»»
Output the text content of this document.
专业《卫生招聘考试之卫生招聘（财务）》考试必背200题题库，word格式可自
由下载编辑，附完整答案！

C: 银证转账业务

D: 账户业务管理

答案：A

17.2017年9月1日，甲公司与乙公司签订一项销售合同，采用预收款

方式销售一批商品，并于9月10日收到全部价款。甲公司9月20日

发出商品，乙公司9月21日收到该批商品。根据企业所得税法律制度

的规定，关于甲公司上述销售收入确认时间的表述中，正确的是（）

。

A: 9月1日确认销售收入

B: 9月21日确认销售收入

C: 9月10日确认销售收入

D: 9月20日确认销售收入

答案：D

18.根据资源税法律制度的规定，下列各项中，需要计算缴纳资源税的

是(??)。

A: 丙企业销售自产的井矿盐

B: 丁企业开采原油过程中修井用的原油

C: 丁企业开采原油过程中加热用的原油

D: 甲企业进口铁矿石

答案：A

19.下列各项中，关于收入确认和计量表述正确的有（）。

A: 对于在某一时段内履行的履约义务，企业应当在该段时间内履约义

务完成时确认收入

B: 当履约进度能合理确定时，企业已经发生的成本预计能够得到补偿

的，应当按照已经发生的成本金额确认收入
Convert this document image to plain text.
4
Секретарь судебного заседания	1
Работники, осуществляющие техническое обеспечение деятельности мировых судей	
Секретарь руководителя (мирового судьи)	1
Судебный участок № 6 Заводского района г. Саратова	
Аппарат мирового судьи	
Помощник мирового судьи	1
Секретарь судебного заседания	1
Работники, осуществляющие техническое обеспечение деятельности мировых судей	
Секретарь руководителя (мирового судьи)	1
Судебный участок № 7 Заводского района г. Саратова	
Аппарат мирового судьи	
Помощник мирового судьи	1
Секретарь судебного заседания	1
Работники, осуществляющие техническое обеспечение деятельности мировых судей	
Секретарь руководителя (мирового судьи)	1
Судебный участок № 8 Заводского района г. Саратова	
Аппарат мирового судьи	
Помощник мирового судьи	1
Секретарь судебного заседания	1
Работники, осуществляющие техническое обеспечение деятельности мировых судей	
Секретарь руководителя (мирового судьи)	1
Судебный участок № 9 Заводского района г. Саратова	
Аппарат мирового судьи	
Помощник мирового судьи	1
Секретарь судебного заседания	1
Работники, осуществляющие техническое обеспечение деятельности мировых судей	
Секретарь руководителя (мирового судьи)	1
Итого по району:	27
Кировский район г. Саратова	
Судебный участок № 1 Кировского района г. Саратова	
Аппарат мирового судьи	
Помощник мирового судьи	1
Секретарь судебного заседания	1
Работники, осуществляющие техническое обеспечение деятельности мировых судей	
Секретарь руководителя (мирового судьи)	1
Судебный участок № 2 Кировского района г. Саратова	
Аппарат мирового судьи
««
The request: Word for word, quote all of the data above.

Solution for this exercise:
Output the text content of this document.
专业《卫生招聘考试之卫生招聘（财务）》考试必背200题题库，word格式可自
由下载编辑，附完整答案！

C: 银证转账业务

D: 账户业务管理

答案：A

17.2017年9月1日，甲公司与乙公司签订一项销售合同，采用预收款

方式销售一批商品，并于9月10日收到全部价款。甲公司9月20日

发出商品，乙公司9月21日收到该批商品。根据企业所得税法律制度

的规定，关于甲公司上述销售收入确认时间的表述中，正确的是（）

。

A: 9月1日确认销售收入

B: 9月21日确认销售收入

C: 9月10日确认销售收入

D: 9月20日确认销售收入

答案：D

18.根据资源税法律制度的规定，下列各项中，需要计算缴纳资源税的

是(??)。

A: 丙企业销售自产的井矿盐

B: 丁企业开采原油过程中修井用的原油

C: 丁企业开采原油过程中加热用的原油

D: 甲企业进口铁矿石

答案：A

19.下列各项中，关于收入确认和计量表述正确的有（）。

A: 对于在某一时段内履行的履约义务，企业应当在该段时间内履约义

务完成时确认收入

B: 当履约进度能合理确定时，企业已经发生的成本预计能够得到补偿

的，应当按照已经发生的成本金额确认收入
Convert this document image to plain text.
4
Секретарь судебного заседания	1
Работники, осуществляющие техническое обеспечение деятельности мировых судей	
Секретарь руководителя (мирового судьи)	1
Судебный участок № 6 Заводского района г. Саратова	
Аппарат мирового судьи	
Помощник мирового судьи	1
Секретарь судебного заседания	1
Работники, осуществляющие техническое обеспечение деятельности мировых судей	
Секретарь руководителя (мирового судьи)	1
Судебный участок № 7 Заводского района г. Саратова	
Аппарат мирового судьи	
Помощник мирового судьи	1
Секретарь судебного заседания	1
Работники, осуществляющие техническое обеспечение деятельности мировых судей	
Секретарь руководителя (мирового судьи)	1
Судебный участок № 8 Заводского района г. Саратова	
Аппарат мирового судьи	
Помощник мирового судьи	1
Секретарь судебного заседания	1
Работники, осуществляющие техническое обеспечение деятельности мировых судей	
Секретарь руководителя (мирового судьи)	1
Судебный участок № 9 Заводского района г. Саратова	
Аппарат мирового судьи	
Помощник мирового судьи	1
Секретарь судебного заседания	1
Работники, осуществляющие техническое обеспечение деятельности мировых судей	
Секретарь руководителя (мирового судьи)	1
Итого по району:	27
Кировский район г. Саратова	
Судебный участок № 1 Кировского района г. Саратова	
Аппарат мирового судьи	
Помощник мирового судьи	1
Секретарь судебного заседания	1
Работники, осуществляющие техническое обеспечение деятельности мировых судей	
Секретарь руководителя (мирового судьи)	1
Судебный участок № 2 Кировского района г. Саратова	
Аппарат мирового судьи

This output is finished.